Task details: All records must be quoted exactly. Omit the pictures.

Stored records:
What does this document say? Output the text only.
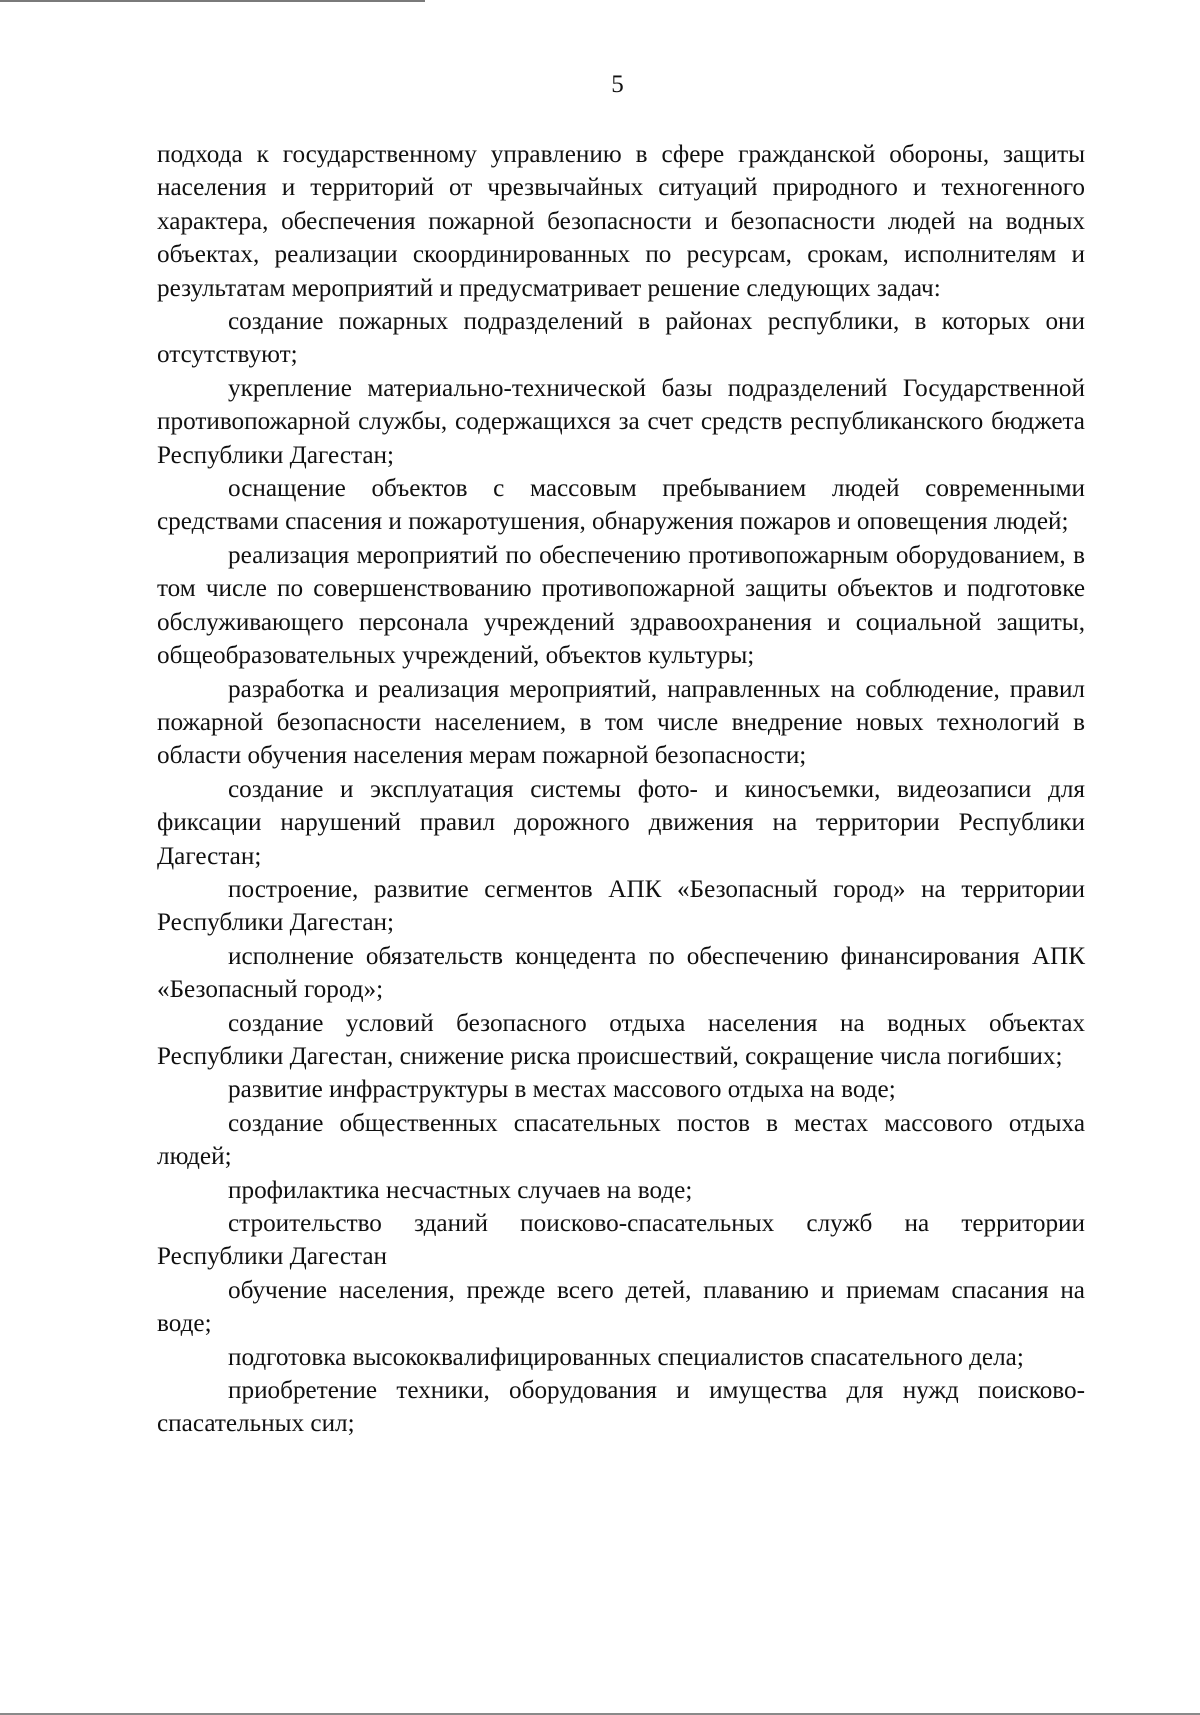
5

подхода к государственному управлению в сфере гражданской обороны, защиты населения и территорий от чрезвычайных ситуаций природного и техногенного характера, обеспечения пожарной безопасности и безопасности людей на водных объектах, реализации скоординированных по ресурсам, срокам, исполнителям и результатам мероприятий и предусматривает решение следующих задач:

создание пожарных подразделений в районах республики, в которых они отсутствуют;

укрепление материально-технической базы подразделений Государственной противопожарной службы, содержащихся за счет средств республиканского бюджета Республики Дагестан;

оснащение объектов с массовым пребыванием людей современными средствами спасения и пожаротушения, обнаружения пожаров и оповещения людей;

реализация мероприятий по обеспечению противопожарным оборудованием, в том числе по совершенствованию противопожарной защиты объектов и подготовке обслуживающего персонала учреждений здравоохранения и социальной защиты, общеобразовательных учреждений, объектов культуры;

разработка и реализация мероприятий, направленных на соблюдение, правил пожарной безопасности населением, в том числе внедрение новых технологий в области обучения населения мерам пожарной безопасности;

создание и эксплуатация системы фото- и киносъемки, видеозаписи для фиксации нарушений правил дорожного движения на территории Республики Дагестан;

построение, развитие сегментов АПК «Безопасный город» на территории Республики Дагестан;

исполнение обязательств концедента по обеспечению финансирования АПК «Безопасный город»;

создание условий безопасного отдыха населения на водных объектах Республики Дагестан, снижение риска происшествий, сокращение числа погибших;

развитие инфраструктуры в местах массового отдыха на воде;

создание общественных спасательных постов в местах массового отдыха людей;

профилактика несчастных случаев на воде;

строительство зданий поисково-спасательных служб на территории Республики Дагестан

обучение населения, прежде всего детей, плаванию и приемам спасания на воде;

подготовка высококвалифицированных специалистов спасательного дела;

приобретение техники, оборудования и имущества для нужд поисково-спасательных сил;
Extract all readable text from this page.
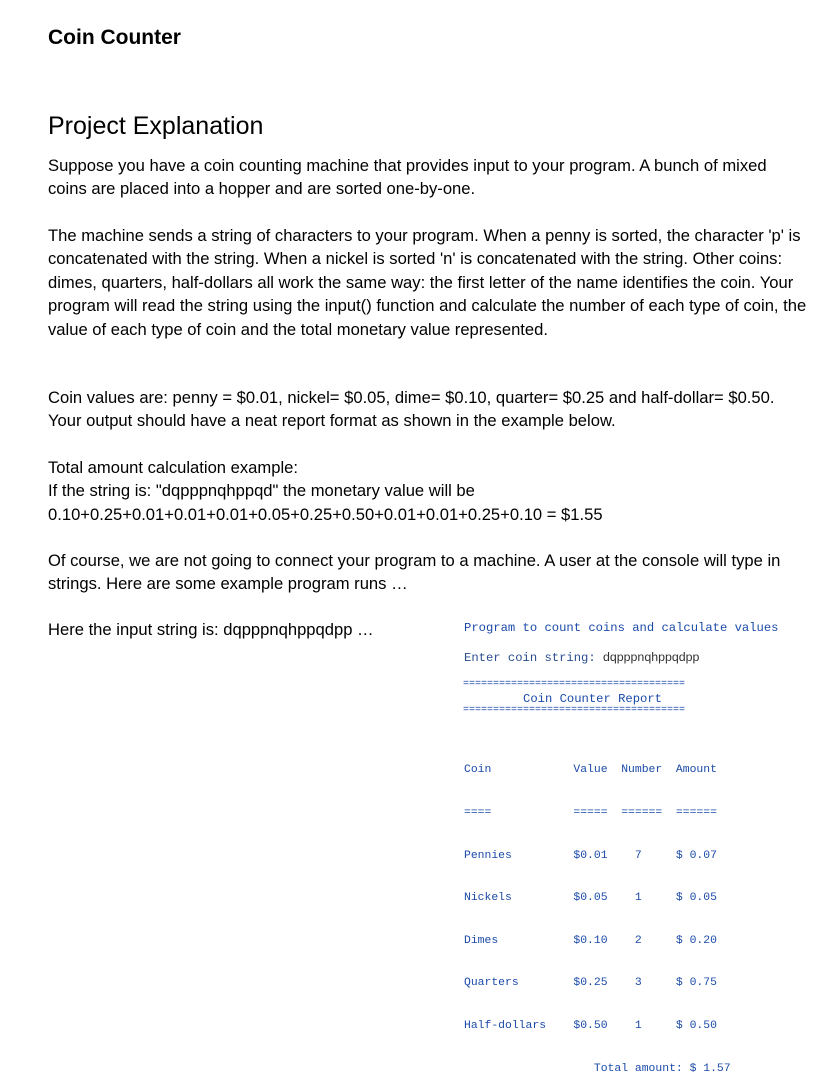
Coin Counter
Project Explanation

Suppose you have a coin counting machine that provides input to your program. A bunch of mixed coins are placed into a hopper and are sorted one-by-one.

The machine sends a string of characters to your program. When a penny is sorted, the character 'p' is concatenated with the string. When a nickel is sorted 'n' is concatenated with the string. Other coins: dimes, quarters, half-dollars all work the same way: the first letter of the name identifies the coin. Your program will read the string using the input() function and calculate the number of each type of coin, the value of each type of coin and the total monetary value represented.

Coin values are: penny = $0.01, nickel= $0.05, dime= $0.10, quarter= $0.25 and half-dollar= $0.50. Your output should have a neat report format as shown in the example below.

Total amount calculation example:
If the string is: "dqpppnqhppqd" the monetary value will be
0.10+0.25+0.01+0.01+0.01+0.05+0.25+0.50+0.01+0.01+0.25+0.10 = $1.55

Of course, we are not going to connect your program to a machine. A user at the console will type in strings. Here are some example program runs …

Here the input string is: dqpppnqhppqdpp …	Program to count coins and calculate values
Enter coin string: dqpppnqhppqdpp
=====================================
Coin Counter Report
=====================================

Coin            Value  Number  Amount

====            =====  ======  ======

Pennies         $0.01    7     $ 0.07

Nickels         $0.05    1     $ 0.05

Dimes           $0.10    2     $ 0.20

Quarters        $0.25    3     $ 0.75

Half-dollars    $0.50    1     $ 0.50

Total amount: $ 1.57
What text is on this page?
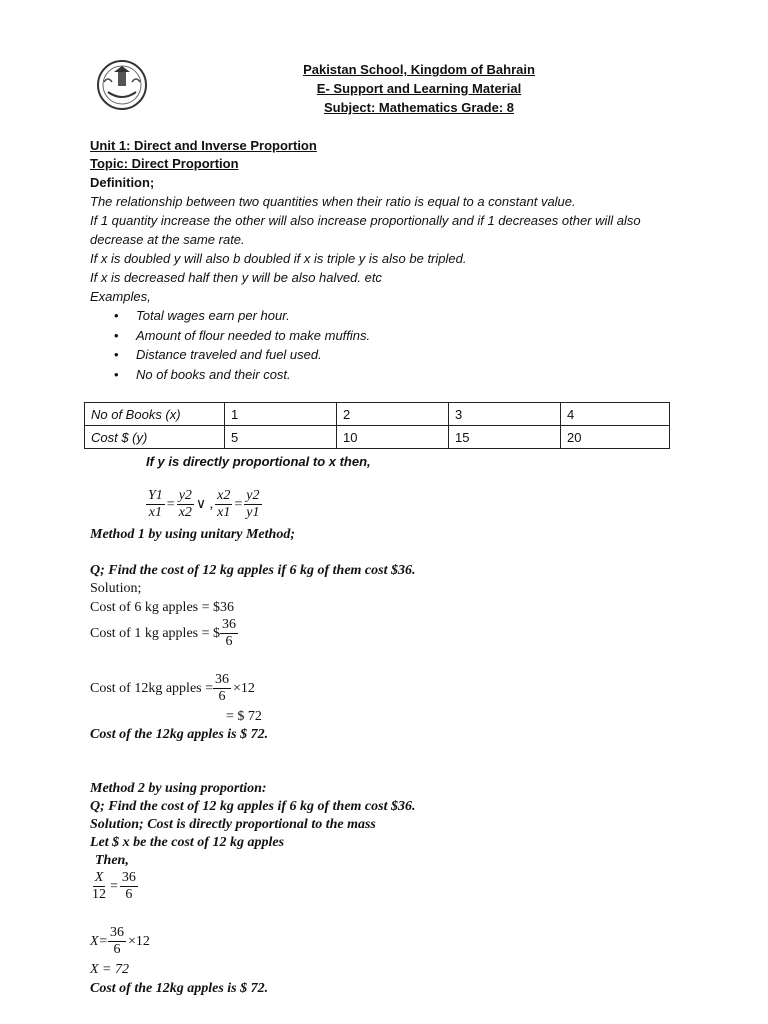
Pakistan School, Kingdom of Bahrain
E- Support and Learning Material
Subject: Mathematics Grade: 8
Unit 1: Direct and Inverse Proportion
Topic: Direct Proportion
Definition;
The relationship between two quantities when their ratio is equal to a constant value.
If 1 quantity increase the other will also increase proportionally and if 1 decreases other will also
decrease at the same rate.
If x is doubled y will also b doubled if x is triple y is also be tripled.
If x is decreased half then y will be also halved. etc
Examples,
• Total wages earn per hour.
• Amount of flour needed to make muffins.
• Distance traveled and fuel used.
• No of books and their cost.
No of Books (x)	1	2	3	4
Cost $ (y)	5	10	15	20
If y is directly proportional to x then,
$\frac{Y1}{x1} = \frac{y2}{x2}$ ∨ , $\frac{x2}{x1} = \frac{y2}{y1}$
Method 1 by using unitary Method;
Q; Find the cost of 12 kg apples if 6 kg of them cost $36.
Solution;
Cost of 6 kg apples = $36
Cost of 1 kg apples = $ $\frac{36}{6}$
Cost of 12kg apples = $\frac{36}{6} \times 12$
= $ 72
Cost of the 12kg apples is $ 72.
Method 2 by using proportion:
Q; Find the cost of 12 kg apples if 6 kg of them cost $36.
Solution; Cost is directly proportional to the mass
Let $ x be the cost of 12 kg apples
Then,
$\frac{X}{12} = \frac{36}{6}$
$X= \frac{36}{6} \times 12$
X = 72
Cost of the 12kg apples is $ 72.
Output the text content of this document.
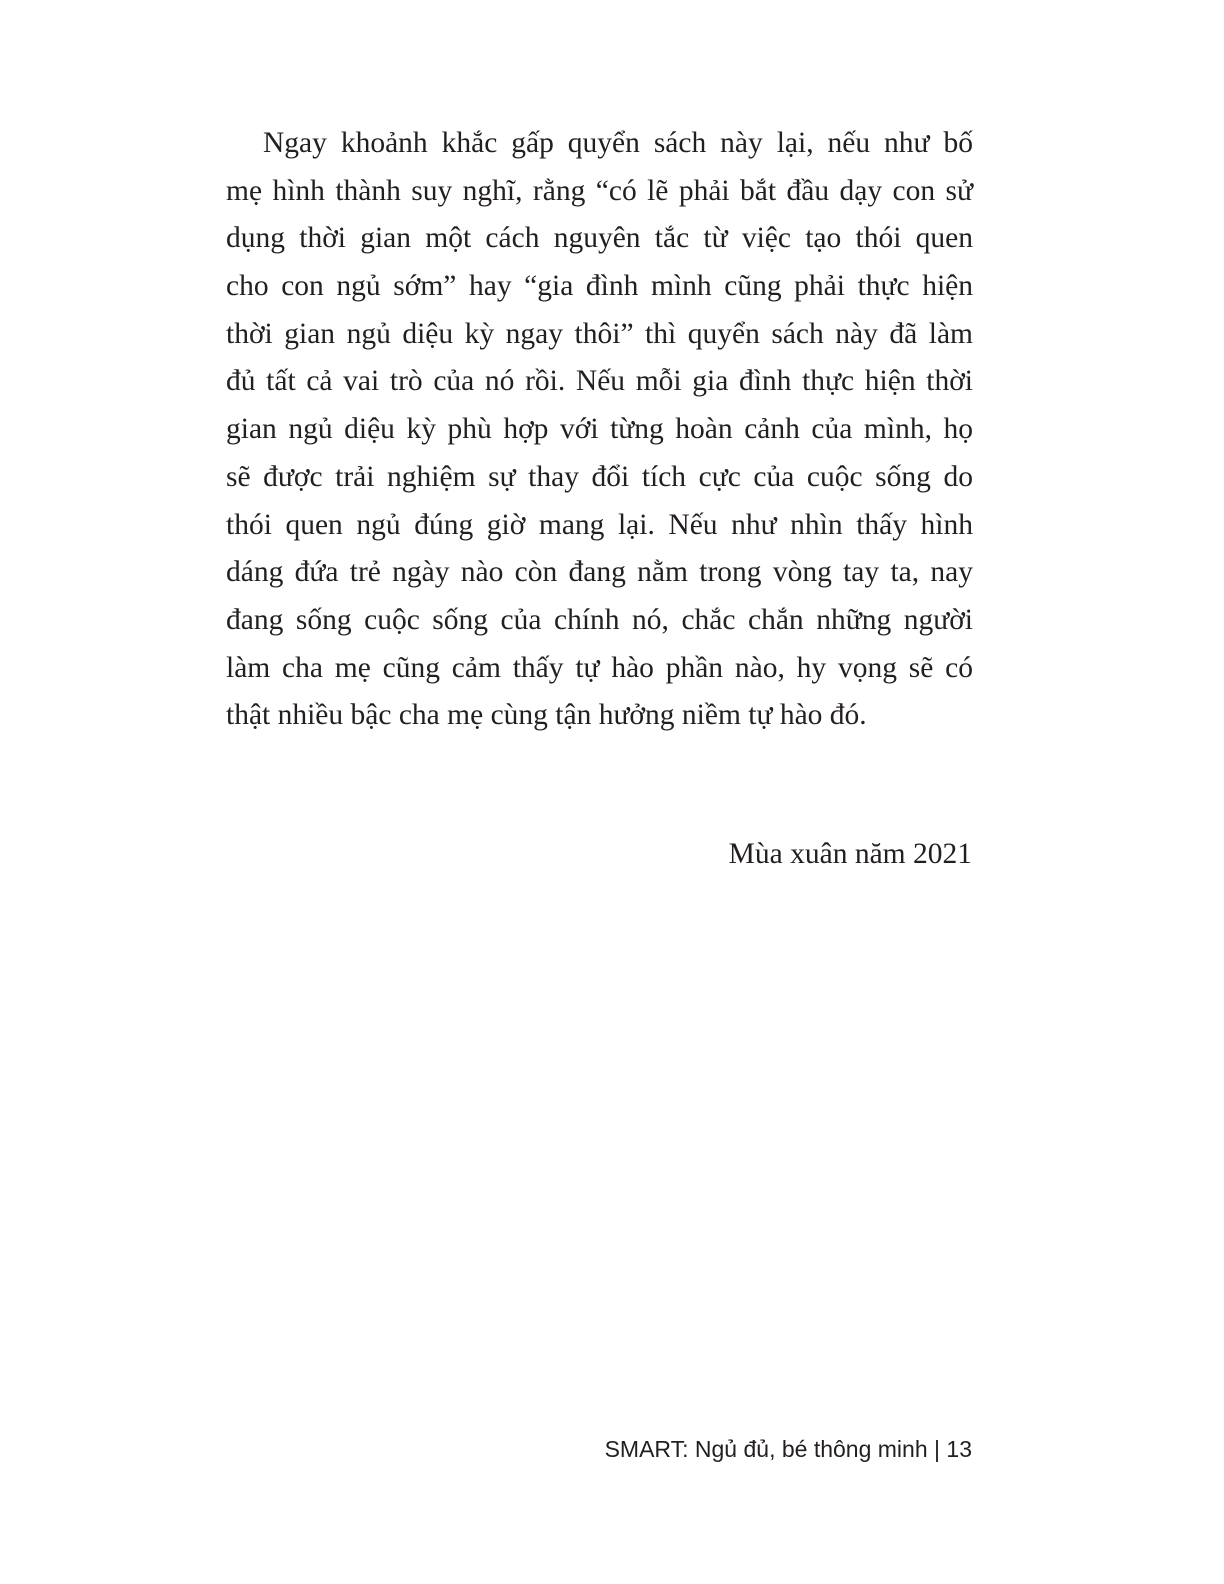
Ngay khoảnh khắc gấp quyển sách này lại, nếu như bố
mẹ hình thành suy nghĩ, rằng “có lẽ phải bắt đầu dạy con sử
dụng thời gian một cách nguyên tắc từ việc tạo thói quen
cho con ngủ sớm” hay “gia đình mình cũng phải thực hiện
thời gian ngủ diệu kỳ ngay thôi” thì quyển sách này đã làm
đủ tất cả vai trò của nó rồi. Nếu mỗi gia đình thực hiện thời
gian ngủ diệu kỳ phù hợp với từng hoàn cảnh của mình, họ
sẽ được trải nghiệm sự thay đổi tích cực của cuộc sống do
thói quen ngủ đúng giờ mang lại. Nếu như nhìn thấy hình
dáng đứa trẻ ngày nào còn đang nằm trong vòng tay ta, nay
đang sống cuộc sống của chính nó, chắc chắn những người
làm cha mẹ cũng cảm thấy tự hào phần nào, hy vọng sẽ có
thật nhiều bậc cha mẹ cùng tận hưởng niềm tự hào đó.
Mùa xuân năm 2021
SMART: Ngủ đủ, bé thông minh | 13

Response to this task:
What does this document say? Output the text only.
5

подхода к государственному управлению в сфере гражданской обороны, защиты населения и территорий от чрезвычайных ситуаций природного и техногенного характера, обеспечения пожарной безопасности и безопасности людей на водных объектах, реализации скоординированных по ресурсам, срокам, исполнителям и результатам мероприятий и предусматривает решение следующих задач:

создание пожарных подразделений в районах республики, в которых они отсутствуют;

укрепление материально-технической базы подразделений Государственной противопожарной службы, содержащихся за счет средств республиканского бюджета Республики Дагестан;

оснащение объектов с массовым пребыванием людей современными средствами спасения и пожаротушения, обнаружения пожаров и оповещения людей;

реализация мероприятий по обеспечению противопожарным оборудованием, в том числе по совершенствованию противопожарной защиты объектов и подготовке обслуживающего персонала учреждений здравоохранения и социальной защиты, общеобразовательных учреждений, объектов культуры;

разработка и реализация мероприятий, направленных на соблюдение, правил пожарной безопасности населением, в том числе внедрение новых технологий в области обучения населения мерам пожарной безопасности;

создание и эксплуатация системы фото- и киносъемки, видеозаписи для фиксации нарушений правил дорожного движения на территории Республики Дагестан;

построение, развитие сегментов АПК «Безопасный город» на территории Республики Дагестан;

исполнение обязательств концедента по обеспечению финансирования АПК «Безопасный город»;

создание условий безопасного отдыха населения на водных объектах Республики Дагестан, снижение риска происшествий, сокращение числа погибших;

развитие инфраструктуры в местах массового отдыха на воде;

создание общественных спасательных постов в местах массового отдыха людей;

профилактика несчастных случаев на воде;

строительство зданий поисково-спасательных служб на территории Республики Дагестан

обучение населения, прежде всего детей, плаванию и приемам спасания на воде;

подготовка высококвалифицированных специалистов спасательного дела;

приобретение техники, оборудования и имущества для нужд поисково-спасательных сил;
Extract all readable text from this page.
Coin Counter
Project Explanation

Suppose you have a coin counting machine that provides input to your program. A bunch of mixed coins are placed into a hopper and are sorted one-by-one.

The machine sends a string of characters to your program. When a penny is sorted, the character 'p' is concatenated with the string. When a nickel is sorted 'n' is concatenated with the string. Other coins: dimes, quarters, half-dollars all work the same way: the first letter of the name identifies the coin. Your program will read the string using the input() function and calculate the number of each type of coin, the value of each type of coin and the total monetary value represented.

Coin values are: penny = $0.01, nickel= $0.05, dime= $0.10, quarter= $0.25 and half-dollar= $0.50. Your output should have a neat report format as shown in the example below.

Total amount calculation example:
If the string is: "dqpppnqhppqd" the monetary value will be
0.10+0.25+0.01+0.01+0.01+0.05+0.25+0.50+0.01+0.01+0.25+0.10 = $1.55

Of course, we are not going to connect your program to a machine. A user at the console will type in strings. Here are some example program runs …

Here the input string is: dqpppnqhppqdpp …	Program to count coins and calculate values
Enter coin string: dqpppnqhppqdpp
=====================================
Coin Counter Report
=====================================

Coin            Value  Number  Amount

====            =====  ======  ======

Pennies         $0.01    7     $ 0.07

Nickels         $0.05    1     $ 0.05

Dimes           $0.10    2     $ 0.20

Quarters        $0.25    3     $ 0.75

Half-dollars    $0.50    1     $ 0.50

Total amount: $ 1.57
What text is on this page?
Pakistan School, Kingdom of Bahrain
E- Support and Learning Material
Subject: Mathematics Grade: 8
Unit 1: Direct and Inverse Proportion
Topic: Direct Proportion
Definition;
The relationship between two quantities when their ratio is equal to a constant value.
If 1 quantity increase the other will also increase proportionally and if 1 decreases other will also
decrease at the same rate.
If x is doubled y will also b doubled if x is triple y is also be tripled.
If x is decreased half then y will be also halved. etc
Examples,
• Total wages earn per hour.
• Amount of flour needed to make muffins.
• Distance traveled and fuel used.
• No of books and their cost.
No of Books (x)	1	2	3	4
Cost $ (y)	5	10	15	20
If y is directly proportional to x then,
$\frac{Y1}{x1} = \frac{y2}{x2}$ ∨ , $\frac{x2}{x1} = \frac{y2}{y1}$
Method 1 by using unitary Method;
Q; Find the cost of 12 kg apples if 6 kg of them cost $36.
Solution;
Cost of 6 kg apples = $36
Cost of 1 kg apples = $ $\frac{36}{6}$
Cost of 12kg apples = $\frac{36}{6} \times 12$
= $ 72
Cost of the 12kg apples is $ 72.
Method 2 by using proportion:
Q; Find the cost of 12 kg apples if 6 kg of them cost $36.
Solution; Cost is directly proportional to the mass
Let $ x be the cost of 12 kg apples
Then,
$\frac{X}{12} = \frac{36}{6}$
$X= \frac{36}{6} \times 12$
X = 72
Cost of the 12kg apples is $ 72.
Output the text content of this document.
Ngay khoảnh khắc gấp quyển sách này lại, nếu như bố
mẹ hình thành suy nghĩ, rằng “có lẽ phải bắt đầu dạy con sử
dụng thời gian một cách nguyên tắc từ việc tạo thói quen
cho con ngủ sớm” hay “gia đình mình cũng phải thực hiện
thời gian ngủ diệu kỳ ngay thôi” thì quyển sách này đã làm
đủ tất cả vai trò của nó rồi. Nếu mỗi gia đình thực hiện thời
gian ngủ diệu kỳ phù hợp với từng hoàn cảnh của mình, họ
sẽ được trải nghiệm sự thay đổi tích cực của cuộc sống do
thói quen ngủ đúng giờ mang lại. Nếu như nhìn thấy hình
dáng đứa trẻ ngày nào còn đang nằm trong vòng tay ta, nay
đang sống cuộc sống của chính nó, chắc chắn những người
làm cha mẹ cũng cảm thấy tự hào phần nào, hy vọng sẽ có
thật nhiều bậc cha mẹ cùng tận hưởng niềm tự hào đó.
Mùa xuân năm 2021
SMART: Ngủ đủ, bé thông minh | 13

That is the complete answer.